_The request_.
Repeat the listing in full. Nothing may be added or left out.

_Records provided_.
++++++++++++++++++++

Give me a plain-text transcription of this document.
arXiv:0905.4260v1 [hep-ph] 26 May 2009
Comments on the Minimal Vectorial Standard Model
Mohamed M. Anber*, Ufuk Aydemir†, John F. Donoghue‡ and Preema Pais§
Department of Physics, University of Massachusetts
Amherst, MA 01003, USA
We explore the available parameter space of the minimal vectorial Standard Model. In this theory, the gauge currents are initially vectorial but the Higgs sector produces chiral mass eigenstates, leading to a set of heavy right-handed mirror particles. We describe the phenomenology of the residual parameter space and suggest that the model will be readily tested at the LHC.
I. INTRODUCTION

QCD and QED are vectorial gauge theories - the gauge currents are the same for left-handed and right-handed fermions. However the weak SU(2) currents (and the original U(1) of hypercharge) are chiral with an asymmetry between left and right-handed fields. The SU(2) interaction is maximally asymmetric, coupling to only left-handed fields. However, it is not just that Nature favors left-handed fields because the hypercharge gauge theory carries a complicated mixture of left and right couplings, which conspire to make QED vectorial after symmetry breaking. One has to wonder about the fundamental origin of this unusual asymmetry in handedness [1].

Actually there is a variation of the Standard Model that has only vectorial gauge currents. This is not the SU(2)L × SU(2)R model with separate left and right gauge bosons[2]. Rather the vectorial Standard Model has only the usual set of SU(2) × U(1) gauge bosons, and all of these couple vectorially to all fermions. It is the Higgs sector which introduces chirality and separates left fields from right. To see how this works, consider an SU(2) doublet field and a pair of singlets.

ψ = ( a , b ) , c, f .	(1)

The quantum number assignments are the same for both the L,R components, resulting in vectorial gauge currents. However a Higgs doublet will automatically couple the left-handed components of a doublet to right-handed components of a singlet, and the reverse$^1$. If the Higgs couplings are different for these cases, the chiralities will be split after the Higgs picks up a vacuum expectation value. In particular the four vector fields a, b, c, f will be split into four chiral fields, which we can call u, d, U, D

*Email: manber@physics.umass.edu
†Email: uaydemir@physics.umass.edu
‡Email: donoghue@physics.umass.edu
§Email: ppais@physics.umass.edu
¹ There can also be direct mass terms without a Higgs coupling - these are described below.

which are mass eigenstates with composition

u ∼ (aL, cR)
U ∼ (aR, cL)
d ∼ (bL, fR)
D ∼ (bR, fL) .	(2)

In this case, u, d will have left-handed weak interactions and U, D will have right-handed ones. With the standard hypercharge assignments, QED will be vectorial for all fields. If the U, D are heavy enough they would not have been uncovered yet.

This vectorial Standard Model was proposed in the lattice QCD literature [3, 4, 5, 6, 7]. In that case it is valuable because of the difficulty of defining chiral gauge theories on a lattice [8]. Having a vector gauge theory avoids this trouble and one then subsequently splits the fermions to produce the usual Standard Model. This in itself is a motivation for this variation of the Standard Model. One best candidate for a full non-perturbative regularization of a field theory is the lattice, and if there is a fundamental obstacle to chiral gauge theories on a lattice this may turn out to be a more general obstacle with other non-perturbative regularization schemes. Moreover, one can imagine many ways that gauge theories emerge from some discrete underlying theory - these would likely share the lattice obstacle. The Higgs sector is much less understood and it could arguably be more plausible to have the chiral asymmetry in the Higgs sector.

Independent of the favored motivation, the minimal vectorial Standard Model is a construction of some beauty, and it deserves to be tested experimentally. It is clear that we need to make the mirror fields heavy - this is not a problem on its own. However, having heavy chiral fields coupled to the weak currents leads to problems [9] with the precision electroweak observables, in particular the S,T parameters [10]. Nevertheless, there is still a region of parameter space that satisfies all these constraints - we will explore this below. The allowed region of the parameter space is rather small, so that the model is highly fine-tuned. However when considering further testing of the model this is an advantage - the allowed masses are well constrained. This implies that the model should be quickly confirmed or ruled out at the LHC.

++++++++++++++++++++

_Correct response_.
Give me a plain-text transcription of this document.
arXiv:0905.4260v1 [hep-ph] 26 May 2009
Comments on the Minimal Vectorial Standard Model
Mohamed M. Anber*, Ufuk Aydemir†, John F. Donoghue‡ and Preema Pais§
Department of Physics, University of Massachusetts
Amherst, MA 01003, USA
We explore the available parameter space of the minimal vectorial Standard Model. In this theory, the gauge currents are initially vectorial but the Higgs sector produces chiral mass eigenstates, leading to a set of heavy right-handed mirror particles. We describe the phenomenology of the residual parameter space and suggest that the model will be readily tested at the LHC.
I. INTRODUCTION

QCD and QED are vectorial gauge theories - the gauge currents are the same for left-handed and right-handed fermions. However the weak SU(2) currents (and the original U(1) of hypercharge) are chiral with an asymmetry between left and right-handed fields. The SU(2) interaction is maximally asymmetric, coupling to only left-handed fields. However, it is not just that Nature favors left-handed fields because the hypercharge gauge theory carries a complicated mixture of left and right couplings, which conspire to make QED vectorial after symmetry breaking. One has to wonder about the fundamental origin of this unusual asymmetry in handedness [1].

Actually there is a variation of the Standard Model that has only vectorial gauge currents. This is not the SU(2)L × SU(2)R model with separate left and right gauge bosons[2]. Rather the vectorial Standard Model has only the usual set of SU(2) × U(1) gauge bosons, and all of these couple vectorially to all fermions. It is the Higgs sector which introduces chirality and separates left fields from right. To see how this works, consider an SU(2) doublet field and a pair of singlets.

ψ = ( a , b ) , c, f .	(1)

The quantum number assignments are the same for both the L,R components, resulting in vectorial gauge currents. However a Higgs doublet will automatically couple the left-handed components of a doublet to right-handed components of a singlet, and the reverse$^1$. If the Higgs couplings are different for these cases, the chiralities will be split after the Higgs picks up a vacuum expectation value. In particular the four vector fields a, b, c, f will be split into four chiral fields, which we can call u, d, U, D

*Email: manber@physics.umass.edu
†Email: uaydemir@physics.umass.edu
‡Email: donoghue@physics.umass.edu
§Email: ppais@physics.umass.edu
¹ There can also be direct mass terms without a Higgs coupling - these are described below.

which are mass eigenstates with composition

u ∼ (aL, cR)
U ∼ (aR, cL)
d ∼ (bL, fR)
D ∼ (bR, fL) .	(2)

In this case, u, d will have left-handed weak interactions and U, D will have right-handed ones. With the standard hypercharge assignments, QED will be vectorial for all fields. If the U, D are heavy enough they would not have been uncovered yet.

This vectorial Standard Model was proposed in the lattice QCD literature [3, 4, 5, 6, 7]. In that case it is valuable because of the difficulty of defining chiral gauge theories on a lattice [8]. Having a vector gauge theory avoids this trouble and one then subsequently splits the fermions to produce the usual Standard Model. This in itself is a motivation for this variation of the Standard Model. One best candidate for a full non-perturbative regularization of a field theory is the lattice, and if there is a fundamental obstacle to chiral gauge theories on a lattice this may turn out to be a more general obstacle with other non-perturbative regularization schemes. Moreover, one can imagine many ways that gauge theories emerge from some discrete underlying theory - these would likely share the lattice obstacle. The Higgs sector is much less understood and it could arguably be more plausible to have the chiral asymmetry in the Higgs sector.

Independent of the favored motivation, the minimal vectorial Standard Model is a construction of some beauty, and it deserves to be tested experimentally. It is clear that we need to make the mirror fields heavy - this is not a problem on its own. However, having heavy chiral fields coupled to the weak currents leads to problems [9] with the precision electroweak observables, in particular the S,T parameters [10]. Nevertheless, there is still a region of parameter space that satisfies all these constraints - we will explore this below. The allowed region of the parameter space is rather small, so that the model is highly fine-tuned. However when considering further testing of the model this is an advantage - the allowed masses are well constrained. This implies that the model should be quickly confirmed or ruled out at the LHC.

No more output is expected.